→ WORK ORDER:
Translate this sentence from the passage on Massachusetts consumer protection law below into Spanish: "In the 1995 action, the Attorney General did not seek damages for personal injuries suffered by Massachusetts residents."

------ TEXT SECTION ------

General Laws c. 93A, § 4,
permits the Attorney General to bring an action "in the name of the [C]ommonwealth"
when he or she has reason to believe that a person is violating G. L.
c. 93A, § 2, and that such proceedings would be "in the public
interest." Civil penalties under G. L.
c. 93A, § 4, which are limited to $5,000 per violation, thus serve the
public's interest in punishing a defendant for violating the State's consumer
protection act. Punitive damages under
G. L. c. 93A, § 9, by contrast, are tied to the injury caused by
a defendant's use of unfair or deceptive conduct, in violation of G. L.
c. 93A, § 2. Punitive damages
under this provision are limited to from two to three times the amount of
compensatory damages awarded. See Rhodes
v. AIG Dom. Claims, Inc., 461 Mass. 486, 503 (2012).
In the 1995 action, the Attorney General
did not seek damages for personal injuries suffered by Massachusetts
residents. Rather, he sought
compensatory damages for the increased medical expenditures the Commonwealth
incurred because of the defendant cigarette manufacturers' unfair and deceptive
trade practices in the marketing of cigarettes.

------ INPUT DATA ------

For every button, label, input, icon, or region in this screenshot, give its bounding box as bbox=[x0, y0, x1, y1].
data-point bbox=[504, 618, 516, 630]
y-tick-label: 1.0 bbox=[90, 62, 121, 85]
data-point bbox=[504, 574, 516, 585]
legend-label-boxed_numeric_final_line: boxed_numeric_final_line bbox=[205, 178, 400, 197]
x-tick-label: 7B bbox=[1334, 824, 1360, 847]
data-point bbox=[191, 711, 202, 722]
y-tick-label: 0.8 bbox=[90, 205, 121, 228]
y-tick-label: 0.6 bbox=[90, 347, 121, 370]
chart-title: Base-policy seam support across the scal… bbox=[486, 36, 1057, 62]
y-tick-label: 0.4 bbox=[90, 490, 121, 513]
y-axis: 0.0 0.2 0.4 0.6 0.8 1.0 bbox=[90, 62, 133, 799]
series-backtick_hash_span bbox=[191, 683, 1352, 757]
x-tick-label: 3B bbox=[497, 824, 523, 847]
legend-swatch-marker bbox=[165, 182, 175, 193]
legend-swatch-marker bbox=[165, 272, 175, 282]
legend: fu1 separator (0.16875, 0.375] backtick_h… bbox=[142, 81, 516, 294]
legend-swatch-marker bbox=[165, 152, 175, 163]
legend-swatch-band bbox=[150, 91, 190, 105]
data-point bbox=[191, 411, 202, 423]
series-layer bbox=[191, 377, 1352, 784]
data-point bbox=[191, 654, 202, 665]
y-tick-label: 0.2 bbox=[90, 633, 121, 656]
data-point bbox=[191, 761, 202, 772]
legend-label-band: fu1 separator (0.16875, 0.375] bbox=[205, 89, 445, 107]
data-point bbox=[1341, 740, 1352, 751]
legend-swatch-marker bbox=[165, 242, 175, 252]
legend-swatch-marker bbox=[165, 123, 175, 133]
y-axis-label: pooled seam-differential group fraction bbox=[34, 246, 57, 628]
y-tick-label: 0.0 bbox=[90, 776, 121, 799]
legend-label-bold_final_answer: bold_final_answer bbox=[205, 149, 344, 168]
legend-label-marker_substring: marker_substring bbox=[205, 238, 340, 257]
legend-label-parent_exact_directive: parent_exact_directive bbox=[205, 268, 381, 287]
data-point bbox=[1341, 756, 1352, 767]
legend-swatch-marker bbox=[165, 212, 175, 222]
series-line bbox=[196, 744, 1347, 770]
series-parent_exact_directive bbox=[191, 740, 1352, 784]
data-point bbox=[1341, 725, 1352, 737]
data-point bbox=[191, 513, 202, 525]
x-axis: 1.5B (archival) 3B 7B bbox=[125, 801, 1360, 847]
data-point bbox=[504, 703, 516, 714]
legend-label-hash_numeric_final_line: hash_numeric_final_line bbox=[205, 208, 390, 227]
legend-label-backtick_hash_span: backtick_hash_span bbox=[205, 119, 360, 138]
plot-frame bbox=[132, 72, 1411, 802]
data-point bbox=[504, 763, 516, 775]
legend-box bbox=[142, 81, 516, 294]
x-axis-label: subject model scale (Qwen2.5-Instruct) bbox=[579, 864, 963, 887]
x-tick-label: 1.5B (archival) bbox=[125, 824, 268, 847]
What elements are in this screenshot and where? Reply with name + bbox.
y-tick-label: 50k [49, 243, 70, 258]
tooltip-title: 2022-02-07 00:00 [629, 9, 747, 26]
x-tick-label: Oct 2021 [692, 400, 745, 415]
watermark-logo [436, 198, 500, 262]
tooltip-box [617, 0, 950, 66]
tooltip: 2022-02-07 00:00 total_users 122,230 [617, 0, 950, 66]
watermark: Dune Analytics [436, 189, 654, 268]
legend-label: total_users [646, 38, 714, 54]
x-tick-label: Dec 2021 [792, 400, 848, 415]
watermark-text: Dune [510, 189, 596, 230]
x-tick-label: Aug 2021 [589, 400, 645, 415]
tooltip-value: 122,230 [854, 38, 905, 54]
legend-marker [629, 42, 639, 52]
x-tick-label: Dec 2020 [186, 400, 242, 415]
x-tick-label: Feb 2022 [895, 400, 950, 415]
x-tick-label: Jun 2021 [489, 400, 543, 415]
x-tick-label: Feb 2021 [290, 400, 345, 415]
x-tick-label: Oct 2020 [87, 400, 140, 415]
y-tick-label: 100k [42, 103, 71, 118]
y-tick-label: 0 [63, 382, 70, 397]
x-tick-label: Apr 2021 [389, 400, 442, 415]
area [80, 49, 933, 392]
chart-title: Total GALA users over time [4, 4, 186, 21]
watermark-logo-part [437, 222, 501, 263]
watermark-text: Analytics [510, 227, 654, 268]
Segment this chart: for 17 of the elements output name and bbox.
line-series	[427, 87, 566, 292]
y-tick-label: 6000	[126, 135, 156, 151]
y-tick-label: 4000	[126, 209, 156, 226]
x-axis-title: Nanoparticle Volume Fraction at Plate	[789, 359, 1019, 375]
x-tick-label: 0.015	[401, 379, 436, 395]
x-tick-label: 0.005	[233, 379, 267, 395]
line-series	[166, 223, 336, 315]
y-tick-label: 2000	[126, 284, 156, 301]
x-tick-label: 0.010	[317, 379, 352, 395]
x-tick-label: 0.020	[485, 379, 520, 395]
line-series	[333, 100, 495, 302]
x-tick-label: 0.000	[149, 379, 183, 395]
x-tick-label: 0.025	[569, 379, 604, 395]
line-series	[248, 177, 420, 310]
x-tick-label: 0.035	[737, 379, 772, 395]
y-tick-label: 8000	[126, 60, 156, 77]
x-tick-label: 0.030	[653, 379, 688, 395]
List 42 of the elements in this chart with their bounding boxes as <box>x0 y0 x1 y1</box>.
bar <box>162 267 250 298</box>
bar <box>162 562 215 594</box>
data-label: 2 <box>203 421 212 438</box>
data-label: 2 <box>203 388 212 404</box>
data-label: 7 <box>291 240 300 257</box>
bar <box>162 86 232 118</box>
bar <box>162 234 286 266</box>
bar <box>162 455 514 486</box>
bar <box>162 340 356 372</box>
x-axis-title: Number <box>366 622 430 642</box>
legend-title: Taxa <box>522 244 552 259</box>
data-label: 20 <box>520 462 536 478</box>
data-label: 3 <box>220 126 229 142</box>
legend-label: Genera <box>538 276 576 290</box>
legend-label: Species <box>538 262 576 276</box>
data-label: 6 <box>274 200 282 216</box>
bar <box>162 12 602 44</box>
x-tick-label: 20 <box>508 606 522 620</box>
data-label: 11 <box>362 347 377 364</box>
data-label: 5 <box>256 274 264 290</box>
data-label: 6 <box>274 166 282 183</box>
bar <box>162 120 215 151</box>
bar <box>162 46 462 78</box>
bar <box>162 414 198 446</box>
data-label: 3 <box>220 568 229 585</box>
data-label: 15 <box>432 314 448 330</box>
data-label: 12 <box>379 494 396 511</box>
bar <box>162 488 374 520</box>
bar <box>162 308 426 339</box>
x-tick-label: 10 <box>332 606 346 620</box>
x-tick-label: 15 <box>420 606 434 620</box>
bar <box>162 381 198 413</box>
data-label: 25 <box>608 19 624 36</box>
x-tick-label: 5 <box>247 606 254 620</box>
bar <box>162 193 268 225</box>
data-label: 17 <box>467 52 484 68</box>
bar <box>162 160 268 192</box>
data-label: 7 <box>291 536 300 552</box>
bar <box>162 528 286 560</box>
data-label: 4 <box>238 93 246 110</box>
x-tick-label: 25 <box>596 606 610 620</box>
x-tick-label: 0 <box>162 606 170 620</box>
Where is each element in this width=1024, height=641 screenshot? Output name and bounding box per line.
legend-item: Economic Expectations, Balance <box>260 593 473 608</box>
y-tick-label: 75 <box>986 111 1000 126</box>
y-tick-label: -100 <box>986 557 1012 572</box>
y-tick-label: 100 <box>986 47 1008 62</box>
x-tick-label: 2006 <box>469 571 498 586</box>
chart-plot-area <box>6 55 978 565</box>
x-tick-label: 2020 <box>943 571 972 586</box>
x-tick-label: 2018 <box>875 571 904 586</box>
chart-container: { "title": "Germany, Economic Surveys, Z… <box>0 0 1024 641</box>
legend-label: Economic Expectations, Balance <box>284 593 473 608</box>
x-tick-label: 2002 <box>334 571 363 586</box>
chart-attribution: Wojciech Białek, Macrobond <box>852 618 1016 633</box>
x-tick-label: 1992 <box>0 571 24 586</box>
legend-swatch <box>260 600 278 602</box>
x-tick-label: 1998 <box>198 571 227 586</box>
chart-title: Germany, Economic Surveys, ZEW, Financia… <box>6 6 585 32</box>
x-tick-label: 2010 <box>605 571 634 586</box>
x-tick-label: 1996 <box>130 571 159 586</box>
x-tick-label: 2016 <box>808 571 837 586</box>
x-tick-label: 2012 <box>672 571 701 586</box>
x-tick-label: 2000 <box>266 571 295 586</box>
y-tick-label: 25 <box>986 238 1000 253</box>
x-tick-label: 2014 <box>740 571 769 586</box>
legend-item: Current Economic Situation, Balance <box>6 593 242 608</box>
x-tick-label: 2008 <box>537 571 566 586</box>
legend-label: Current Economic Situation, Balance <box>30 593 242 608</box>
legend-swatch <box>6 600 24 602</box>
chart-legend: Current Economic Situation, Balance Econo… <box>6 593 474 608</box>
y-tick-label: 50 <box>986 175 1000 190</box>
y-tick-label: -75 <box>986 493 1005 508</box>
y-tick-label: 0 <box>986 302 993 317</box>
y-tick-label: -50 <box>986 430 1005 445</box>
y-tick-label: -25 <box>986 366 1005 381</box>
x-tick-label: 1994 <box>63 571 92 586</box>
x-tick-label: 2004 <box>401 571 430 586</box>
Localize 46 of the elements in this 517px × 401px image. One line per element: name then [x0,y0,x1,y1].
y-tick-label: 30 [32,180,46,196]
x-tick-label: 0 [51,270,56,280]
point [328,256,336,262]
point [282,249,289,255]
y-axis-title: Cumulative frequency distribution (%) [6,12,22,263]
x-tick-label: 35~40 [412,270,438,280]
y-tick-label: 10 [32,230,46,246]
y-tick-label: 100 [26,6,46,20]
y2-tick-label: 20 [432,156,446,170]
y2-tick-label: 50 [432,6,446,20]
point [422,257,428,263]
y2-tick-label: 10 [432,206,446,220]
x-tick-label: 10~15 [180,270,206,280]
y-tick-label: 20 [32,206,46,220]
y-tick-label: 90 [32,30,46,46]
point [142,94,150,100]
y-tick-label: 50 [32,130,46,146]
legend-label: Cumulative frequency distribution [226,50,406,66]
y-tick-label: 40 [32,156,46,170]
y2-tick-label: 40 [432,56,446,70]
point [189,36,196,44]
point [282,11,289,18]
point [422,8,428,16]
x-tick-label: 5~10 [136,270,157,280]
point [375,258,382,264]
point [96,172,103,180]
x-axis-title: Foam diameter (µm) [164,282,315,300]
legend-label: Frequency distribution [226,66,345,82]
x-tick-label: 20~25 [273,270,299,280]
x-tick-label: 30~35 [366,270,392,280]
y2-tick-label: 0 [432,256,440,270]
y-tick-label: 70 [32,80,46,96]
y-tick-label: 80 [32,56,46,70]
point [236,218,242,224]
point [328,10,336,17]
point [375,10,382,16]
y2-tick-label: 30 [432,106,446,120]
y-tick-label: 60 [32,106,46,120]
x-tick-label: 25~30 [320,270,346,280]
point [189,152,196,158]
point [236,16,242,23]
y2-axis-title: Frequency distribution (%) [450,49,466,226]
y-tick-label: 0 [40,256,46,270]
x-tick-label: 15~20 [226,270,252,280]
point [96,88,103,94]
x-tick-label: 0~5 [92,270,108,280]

------

→ TASK ANSWER:
En la acción de 1995, el Fiscal General no reclamó daños y perjuicios por lesiones personales sufridas por residentes de Massachusetts.